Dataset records
----

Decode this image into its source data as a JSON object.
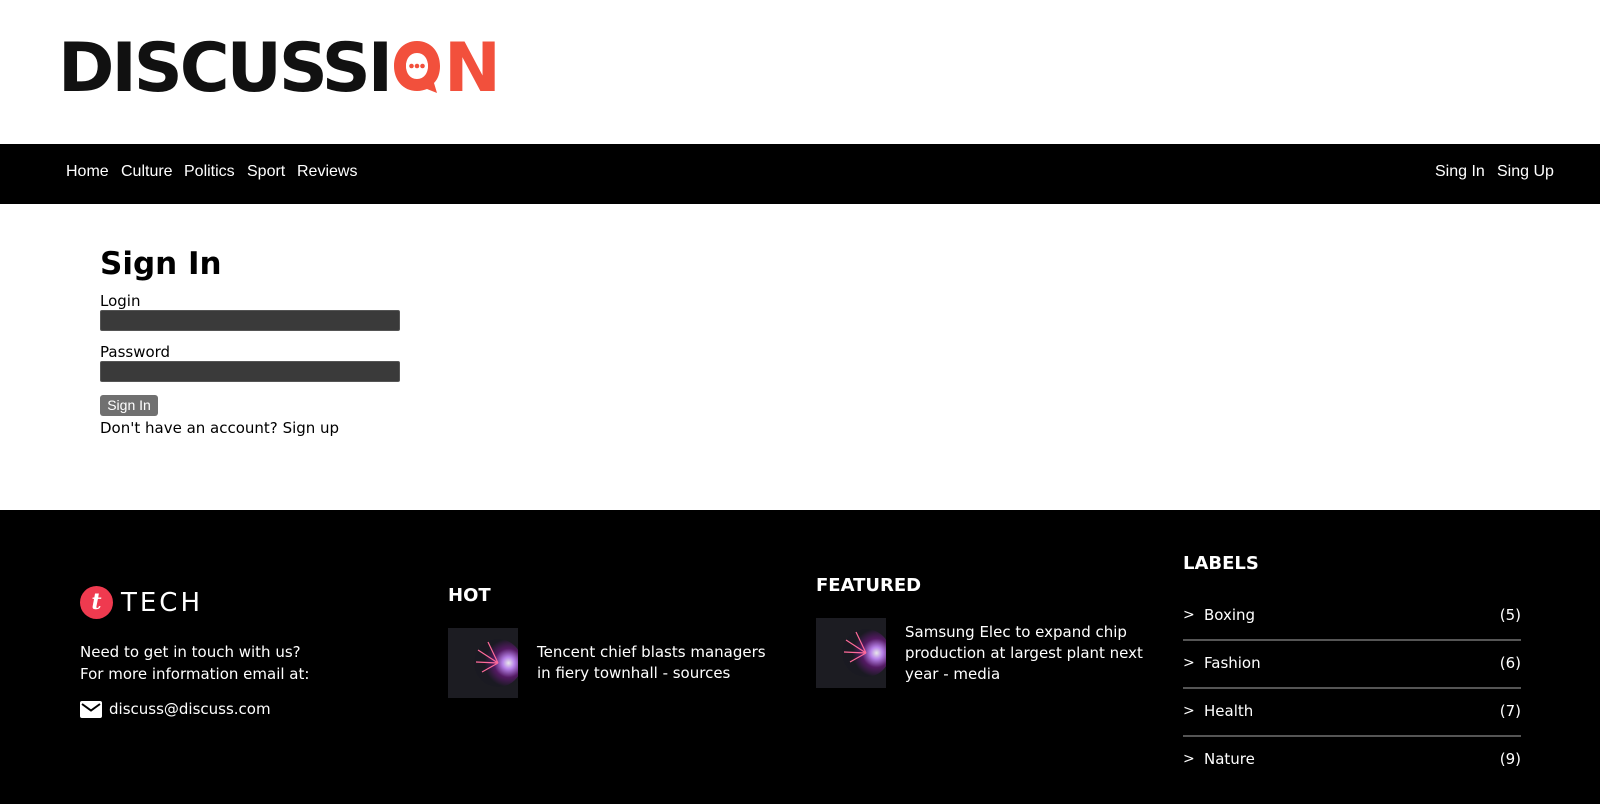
{
  "header": {
    "logo": {
      "text_prefix": "DISCUSSI",
      "text_suffix": "N",
      "full_text": "DISCUSSION"
    }
  },
  "nav": {
    "left": [
      "Home",
      "Culture",
      "Politics",
      "Sport",
      "Reviews"
    ],
    "right": [
      "Sing In",
      "Sing Up"
    ]
  },
  "signin": {
    "title": "Sign In",
    "login_label": "Login",
    "login_value": "",
    "password_label": "Password",
    "password_value": "",
    "submit_label": "Sign In",
    "no_account_text": "Don't have an account?",
    "signup_link": "Sign up"
  },
  "footer": {
    "brand": {
      "mark": "t",
      "word": "TECH"
    },
    "contact": {
      "line1": "Need to get in touch with us?",
      "line2": "For more information email at:",
      "email": "discuss@discuss.com"
    },
    "hot": {
      "title": "HOT",
      "post_title": "Tencent chief blasts managers in fiery townhall - sources"
    },
    "featured": {
      "title": "FEATURED",
      "post_title": "Samsung Elec to expand chip production at largest plant next year - media"
    },
    "labels": {
      "title": "LABELS",
      "items": [
        {
          "name": "Boxing",
          "count": "(5)"
        },
        {
          "name": "Fashion",
          "count": "(6)"
        },
        {
          "name": "Health",
          "count": "(7)"
        },
        {
          "name": "Nature",
          "count": "(9)"
        }
      ]
    }
  },
  "colors": {
    "accent": "#f2503c",
    "nav_bg": "#000000",
    "brand_red": "#ef3a4f",
    "input_bg": "#3a3a3a",
    "button_bg": "#707070"
  }
}
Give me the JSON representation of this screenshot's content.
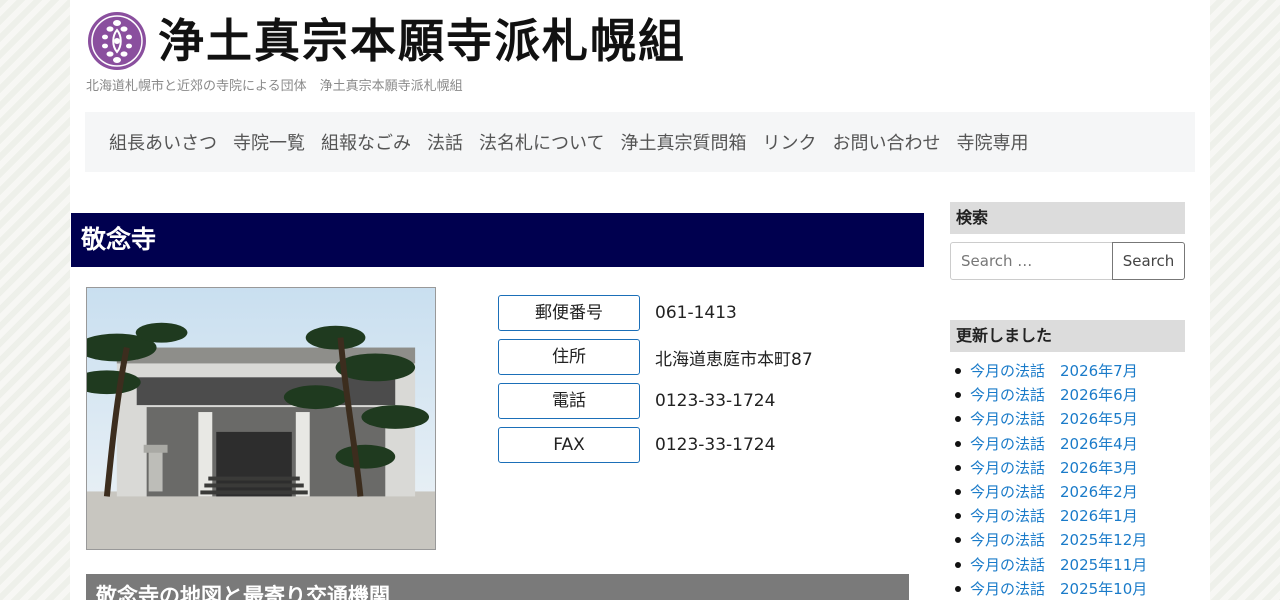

----

- _TASK REQUIREMENTS_:
Quote the material in full and exactly; do not carry over its pictures.

- _ANSWER TO THIS EXERCISE_:
Decode this image into its source data as a JSON object.
{
  "header": {
    "logo": {
      "text_prefix": "DISCUSSI",
      "text_suffix": "N",
      "full_text": "DISCUSSION"
    }
  },
  "nav": {
    "left": [
      "Home",
      "Culture",
      "Politics",
      "Sport",
      "Reviews"
    ],
    "right": [
      "Sing In",
      "Sing Up"
    ]
  },
  "signin": {
    "title": "Sign In",
    "login_label": "Login",
    "login_value": "",
    "password_label": "Password",
    "password_value": "",
    "submit_label": "Sign In",
    "no_account_text": "Don't have an account?",
    "signup_link": "Sign up"
  },
  "footer": {
    "brand": {
      "mark": "t",
      "word": "TECH"
    },
    "contact": {
      "line1": "Need to get in touch with us?",
      "line2": "For more information email at:",
      "email": "discuss@discuss.com"
    },
    "hot": {
      "title": "HOT",
      "post_title": "Tencent chief blasts managers in fiery townhall - sources"
    },
    "featured": {
      "title": "FEATURED",
      "post_title": "Samsung Elec to expand chip production at largest plant next year - media"
    },
    "labels": {
      "title": "LABELS",
      "items": [
        {
          "name": "Boxing",
          "count": "(5)"
        },
        {
          "name": "Fashion",
          "count": "(6)"
        },
        {
          "name": "Health",
          "count": "(7)"
        },
        {
          "name": "Nature",
          "count": "(9)"
        }
      ]
    }
  },
  "colors": {
    "accent": "#f2503c",
    "nav_bg": "#000000",
    "brand_red": "#ef3a4f",
    "input_bg": "#3a3a3a",
    "button_bg": "#707070"
  }
}
Give me the JSON representation of this screenshot's content.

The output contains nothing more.